### The problem
Write out all records as given; omit images.

Extracted records:
______________________________

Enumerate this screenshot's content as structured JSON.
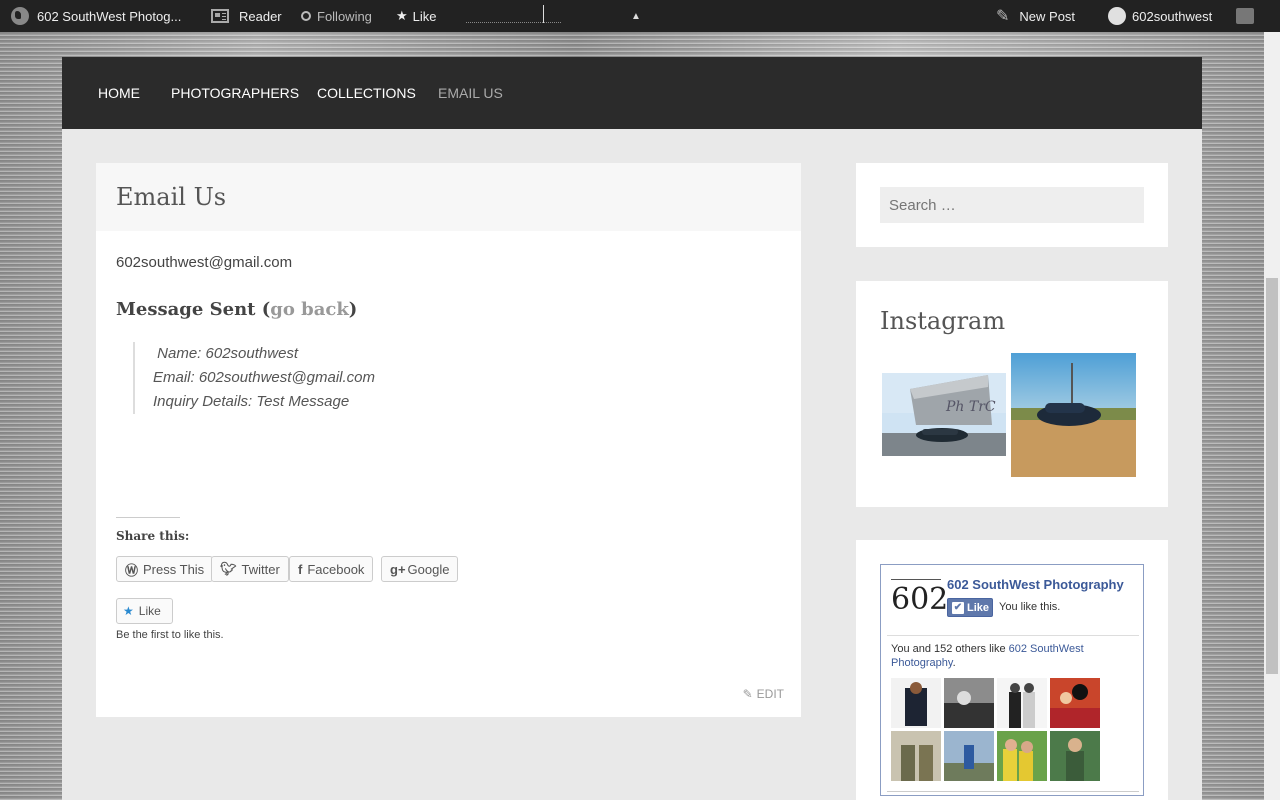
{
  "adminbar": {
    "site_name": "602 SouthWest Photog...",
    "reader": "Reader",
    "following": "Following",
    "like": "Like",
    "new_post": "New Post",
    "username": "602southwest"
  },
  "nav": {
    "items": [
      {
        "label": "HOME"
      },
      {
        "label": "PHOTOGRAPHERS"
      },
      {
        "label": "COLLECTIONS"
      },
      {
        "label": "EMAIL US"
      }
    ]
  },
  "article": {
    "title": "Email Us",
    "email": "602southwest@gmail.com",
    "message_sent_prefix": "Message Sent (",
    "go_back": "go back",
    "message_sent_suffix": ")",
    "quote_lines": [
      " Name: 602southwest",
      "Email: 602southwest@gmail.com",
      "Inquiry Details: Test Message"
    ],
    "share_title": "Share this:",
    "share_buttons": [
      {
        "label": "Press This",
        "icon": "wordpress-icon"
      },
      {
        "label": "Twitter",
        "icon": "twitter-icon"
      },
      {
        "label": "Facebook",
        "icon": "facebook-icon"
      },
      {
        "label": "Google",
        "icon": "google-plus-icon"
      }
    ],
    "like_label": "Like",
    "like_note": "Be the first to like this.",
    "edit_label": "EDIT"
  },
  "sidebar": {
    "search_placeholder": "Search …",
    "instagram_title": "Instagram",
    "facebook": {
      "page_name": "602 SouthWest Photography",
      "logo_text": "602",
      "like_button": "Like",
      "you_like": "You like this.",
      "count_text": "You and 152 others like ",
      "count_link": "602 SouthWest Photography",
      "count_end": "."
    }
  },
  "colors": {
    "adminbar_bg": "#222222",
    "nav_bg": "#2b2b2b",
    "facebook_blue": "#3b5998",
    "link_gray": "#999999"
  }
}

______________________________

### Response
Enumerate this screenshot's content as structured JSON.
{
  "adminbar": {
    "site_name": "602 SouthWest Photog...",
    "reader": "Reader",
    "following": "Following",
    "like": "Like",
    "new_post": "New Post",
    "username": "602southwest"
  },
  "nav": {
    "items": [
      {
        "label": "HOME"
      },
      {
        "label": "PHOTOGRAPHERS"
      },
      {
        "label": "COLLECTIONS"
      },
      {
        "label": "EMAIL US"
      }
    ]
  },
  "article": {
    "title": "Email Us",
    "email": "602southwest@gmail.com",
    "message_sent_prefix": "Message Sent (",
    "go_back": "go back",
    "message_sent_suffix": ")",
    "quote_lines": [
      " Name: 602southwest",
      "Email: 602southwest@gmail.com",
      "Inquiry Details: Test Message"
    ],
    "share_title": "Share this:",
    "share_buttons": [
      {
        "label": "Press This",
        "icon": "wordpress-icon"
      },
      {
        "label": "Twitter",
        "icon": "twitter-icon"
      },
      {
        "label": "Facebook",
        "icon": "facebook-icon"
      },
      {
        "label": "Google",
        "icon": "google-plus-icon"
      }
    ],
    "like_label": "Like",
    "like_note": "Be the first to like this.",
    "edit_label": "EDIT"
  },
  "sidebar": {
    "search_placeholder": "Search …",
    "instagram_title": "Instagram",
    "facebook": {
      "page_name": "602 SouthWest Photography",
      "logo_text": "602",
      "like_button": "Like",
      "you_like": "You like this.",
      "count_text": "You and 152 others like ",
      "count_link": "602 SouthWest Photography",
      "count_end": "."
    }
  },
  "colors": {
    "adminbar_bg": "#222222",
    "nav_bg": "#2b2b2b",
    "facebook_blue": "#3b5998",
    "link_gray": "#999999"
  }
}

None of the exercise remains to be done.